═══ Records supplied ═══

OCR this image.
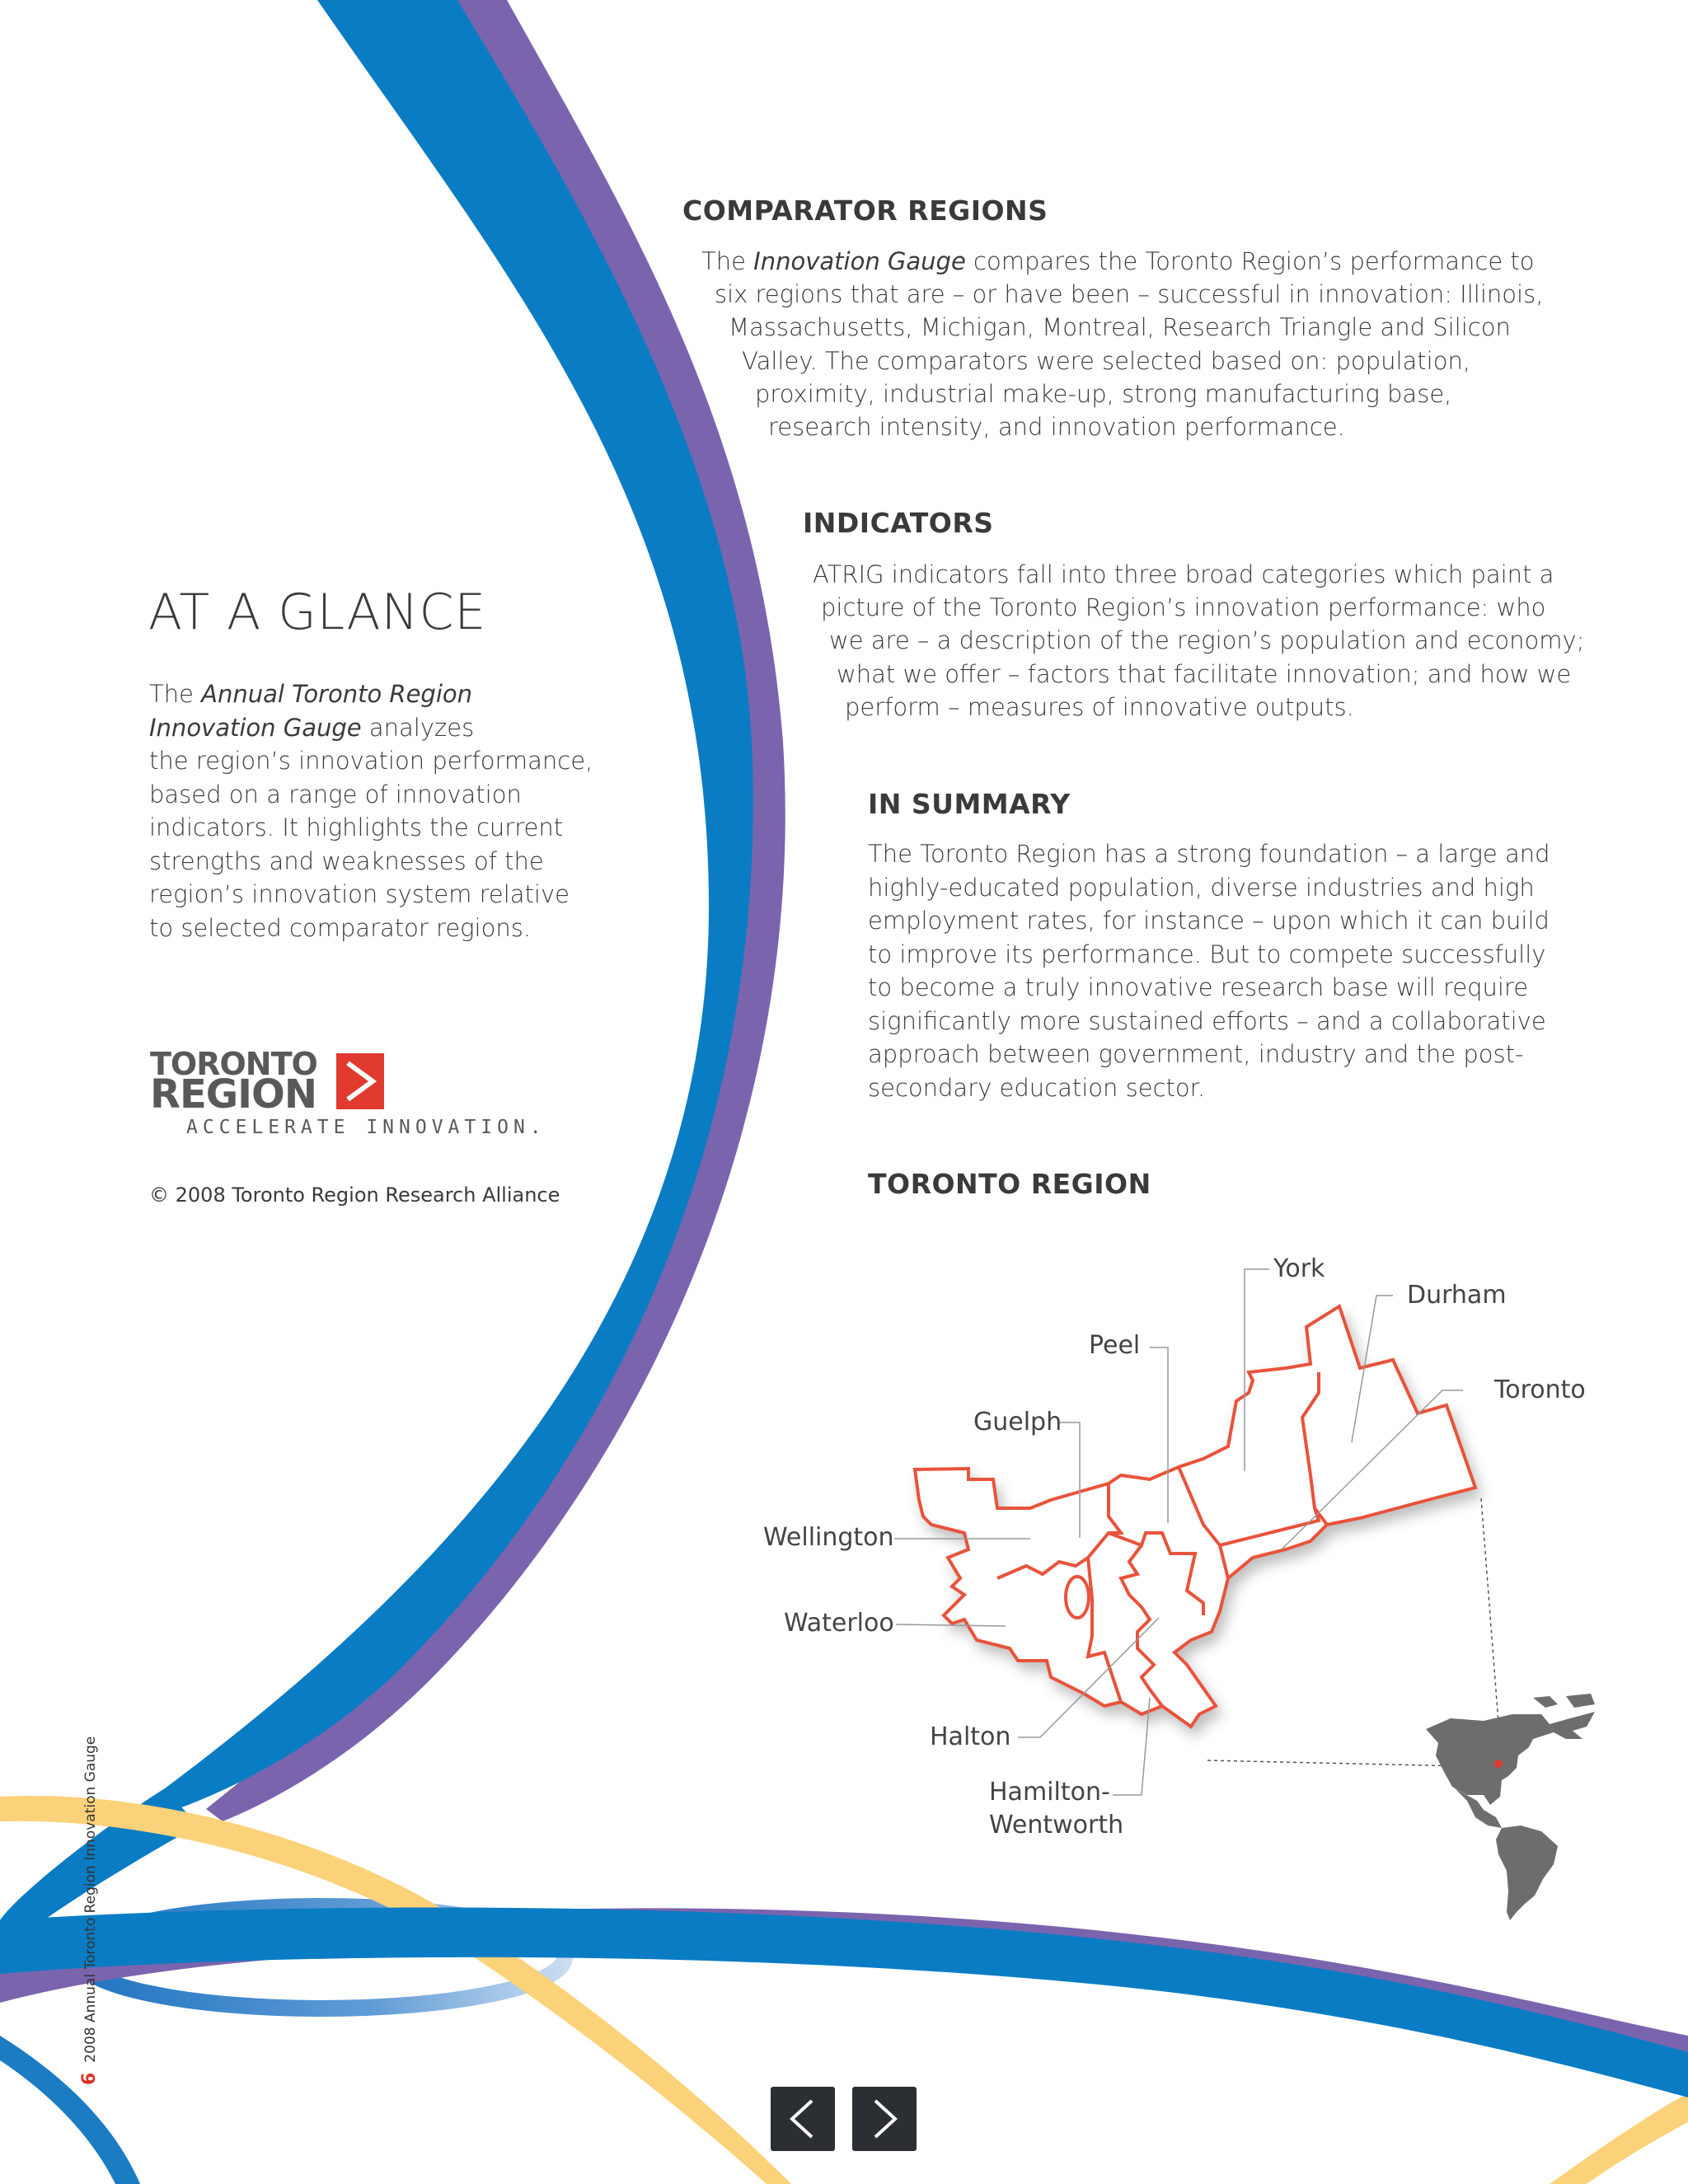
COMPARATOR REGIONS
The Innovation Gauge compares the Toronto Region’s performance to
six regions that are – or have been – successful in innovation: Illinois,
Massachusetts, Michigan, Montreal, Research Triangle and Silicon
Valley. The comparators were selected based on: population,
proximity, industrial make-up, strong manufacturing base,
research intensity, and innovation performance.
INDICATORS
ATRIG indicators fall into three broad categories which paint a
picture of the Toronto Region’s innovation performance: who
we are – a description of the region’s population and economy;
what we offer – factors that facilitate innovation; and how we
perform – measures of innovative outputs.
IN SUMMARY
The Toronto Region has a strong foundation – a large and
highly-educated population, diverse industries and high
employment rates, for instance – upon which it can build
to improve its performance. But to compete successfully
to become a truly innovative research base will require
significantly more sustained efforts – and a collaborative
approach between government, industry and the post-
secondary education sector.
AT A GLANCE
The Annual Toronto Region
Innovation Gauge analyzes
the region’s innovation performance,
based on a range of innovation
indicators. It highlights the current
strengths and weaknesses of the
region’s innovation system relative
to selected comparator regions.
TORONTO
REGION
ACCELERATE INNOVATION.
© 2008 Toronto Region Research Alliance	TORONTO REGION
York
Durham
Peel
Toronto
Guelph
Wellington
Waterloo
Halton
Hamilton-
Wentworth
62008 Annual Toronto Region Innovation Gauge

═══

Exercise objective:
Reproduce every line above as written, skipping pictures.

Full answer:
OCR this image.
COMPARATOR REGIONS
The Innovation Gauge compares the Toronto Region’s performance to
six regions that are – or have been – successful in innovation: Illinois,
Massachusetts, Michigan, Montreal, Research Triangle and Silicon
Valley. The comparators were selected based on: population,
proximity, industrial make-up, strong manufacturing base,
research intensity, and innovation performance.
INDICATORS
ATRIG indicators fall into three broad categories which paint a
picture of the Toronto Region’s innovation performance: who
we are – a description of the region’s population and economy;
what we offer – factors that facilitate innovation; and how we
perform – measures of innovative outputs.
IN SUMMARY
The Toronto Region has a strong foundation – a large and
highly-educated population, diverse industries and high
employment rates, for instance – upon which it can build
to improve its performance. But to compete successfully
to become a truly innovative research base will require
significantly more sustained efforts – and a collaborative
approach between government, industry and the post-
secondary education sector.
AT A GLANCE
The Annual Toronto Region
Innovation Gauge analyzes
the region’s innovation performance,
based on a range of innovation
indicators. It highlights the current
strengths and weaknesses of the
region’s innovation system relative
to selected comparator regions.
TORONTO
REGION
ACCELERATE INNOVATION.
© 2008 Toronto Region Research Alliance	TORONTO REGION
York
Durham
Peel
Toronto
Guelph
Wellington
Waterloo
Halton
Hamilton-
Wentworth
62008 Annual Toronto Region Innovation Gauge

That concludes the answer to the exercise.